◆ TEXT EXCERPT ◆
[Begin]

Anyone nostalgic for this kind of internet might really enjoy "Hypnospace Outlaw", a game where you police an alternate universe version of the 90s internet.
I was there, it wasn't that great, most of it was about Monty Python or how much people hated Barney the Dinosaur. The modern internet is much more expressive for a great many more people that geocities ever was.
I was there, and I am still there regularly because my projects on old hardware often require me to use web.archive.org and follow the resulting web of links.
Every time I was amazed how different it was back then. Dense, but cleanly presented information, including links to other high quality websites. Contributions presented as elaborate documents themselves instead of a few lines in a comment box.
Nostalgia is strong, but seeing the difference in front of me regularly, it’s obvious the modern web is missing what this had.
The modern internet is much more expressive for a great many more people that geocities ever was.

[End]

◆ Dataset excerpt ◆
[Begin]

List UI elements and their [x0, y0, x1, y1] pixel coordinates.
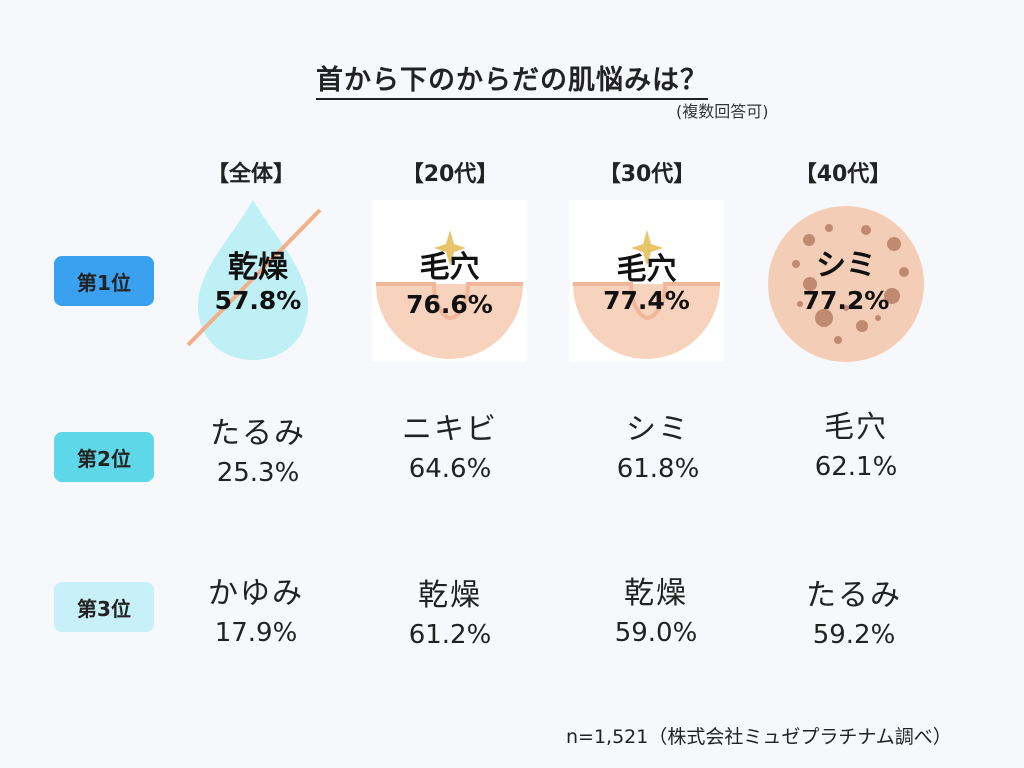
spot-dots	[792, 224, 909, 344]
cell-value: 25.3%	[216, 458, 300, 488]
spot-icon	[768, 206, 924, 362]
rank1-20s-icon-card: 毛穴 76.6%	[372, 200, 527, 362]
skin-circle	[768, 206, 924, 362]
cell-label: 乾燥	[624, 576, 688, 611]
cell-value: 64.6%	[408, 454, 492, 484]
rank3-40s-cell: たるみ 59.2%	[774, 570, 934, 650]
rank1-30s-icon-card: 毛穴 77.4%	[569, 200, 724, 362]
chart-subtitle: (複数回答可)	[676, 102, 769, 121]
cell-label: 乾燥	[418, 578, 482, 613]
cell-value: 59.0%	[614, 618, 698, 648]
skin-circle	[376, 284, 523, 359]
skin-circle	[573, 284, 720, 359]
cell-label: 毛穴	[616, 252, 677, 287]
slash-line	[186, 208, 322, 347]
pore-outline	[376, 282, 523, 321]
cell-value: 76.6%	[406, 290, 493, 319]
cell-label: たるみ	[806, 578, 902, 613]
cell-value: 17.9%	[214, 618, 298, 648]
footnote: n=1,521（株式会社ミュゼプラチナム調べ）	[566, 726, 952, 748]
cell-label: かゆみ	[208, 576, 304, 611]
spark-mark	[631, 230, 663, 266]
rank-badge-2: 第2位	[54, 432, 154, 482]
cell-value: 61.8%	[616, 454, 700, 484]
cell-label: 毛穴	[824, 410, 888, 445]
column-header-all: 【全体】	[206, 162, 295, 187]
column-header-20s: 【20代】	[401, 162, 499, 187]
cell-label: ニキビ	[402, 412, 498, 447]
rank1-40s-icon-card: シミ 77.2%	[766, 200, 926, 362]
rank-badge-1: 第1位	[54, 256, 154, 306]
cell-value: 62.1%	[814, 452, 898, 482]
column-header-30s: 【30代】	[598, 162, 696, 187]
rank3-30s-cell: 乾燥 59.0%	[576, 568, 736, 648]
rank2-30s-cell: シミ 61.8%	[578, 404, 738, 484]
pore-icon	[569, 200, 724, 362]
cell-value: 57.8%	[214, 286, 302, 315]
cell-value: 59.2%	[812, 620, 896, 650]
spark-mark	[434, 230, 466, 266]
column-header-40s: 【40代】	[794, 162, 892, 187]
cell-label: シミ	[816, 248, 876, 283]
rank3-20s-cell: 乾燥 61.2%	[370, 570, 530, 650]
cell-label: 毛穴	[419, 250, 480, 285]
cell-label: 乾燥	[228, 250, 288, 285]
rank3-all-cell: かゆみ 17.9%	[176, 568, 336, 648]
chart-title: 首から下のからだの肌悩みは？	[0, 58, 1024, 100]
chart-title-text: 首から下のからだの肌悩みは？	[316, 65, 708, 100]
rank1-all-icon-card: 乾燥 57.8%	[178, 200, 338, 362]
cell-value: 77.4%	[603, 286, 690, 315]
water-drop-icon	[186, 200, 322, 360]
cell-label: シミ	[626, 412, 690, 447]
rank-badge-3: 第3位	[54, 582, 154, 632]
rank2-40s-cell: 毛穴 62.1%	[776, 402, 936, 482]
cell-value: 61.2%	[408, 620, 492, 650]
cell-label: たるみ	[210, 416, 306, 451]
cell-value: 77.2%	[802, 286, 890, 315]
rank2-all-cell: たるみ 25.3%	[178, 408, 338, 488]
pore-outline	[573, 282, 720, 321]
rank2-20s-cell: ニキビ 64.6%	[370, 404, 530, 484]
pore-icon	[372, 200, 527, 362]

[End]

◆ THE TASK ◆
Continue the discussion about the 1990s internet, starting right after its final sentence.

◆ ANSWER FOR THIS EXERCISE ◆
Geocities even constrained by the technology of the day offered far more expressiveness than Facebook’s “fill in these fields and we’ll populate a standard template” approach does.
The "modern internet" is more expressive in terms of content. It's no longer entirely populated by a monoculture of university students or technologically savvy American nerds, and no longer limited only to what text and images can provide.
Geocities, compared to modern platforms, offered more technical freedom in that it gave you direct control over HTML, CSS and Javascript, and yet still many Geocities sites wound up looking very similar to one another, and the quality of content in many cases was more shallow than now.
I wasn't referring to the culture of the platform, so much as the culture of the userbase.
Besides, Facebook is anything but a monoculture - nothing with a billion users could be considered a monoculture, especially not a platform where people maintain their real identity and culture rather than adopting a "platform" culture like on Reddit or 4chan.
There are plenty of passionate, creative people on the modern internet. Just because someone doesn't hand-write all of their HTML and stylesheets from scratch doesn't mean they don't have anything interesting or authentic to say.
I'm sure there are people on Instagram who are passionate about what they do - their passion just doesn't interest you personally, and that's fine. The internet doesn't have to serve the interests and tastes of just one kind of person.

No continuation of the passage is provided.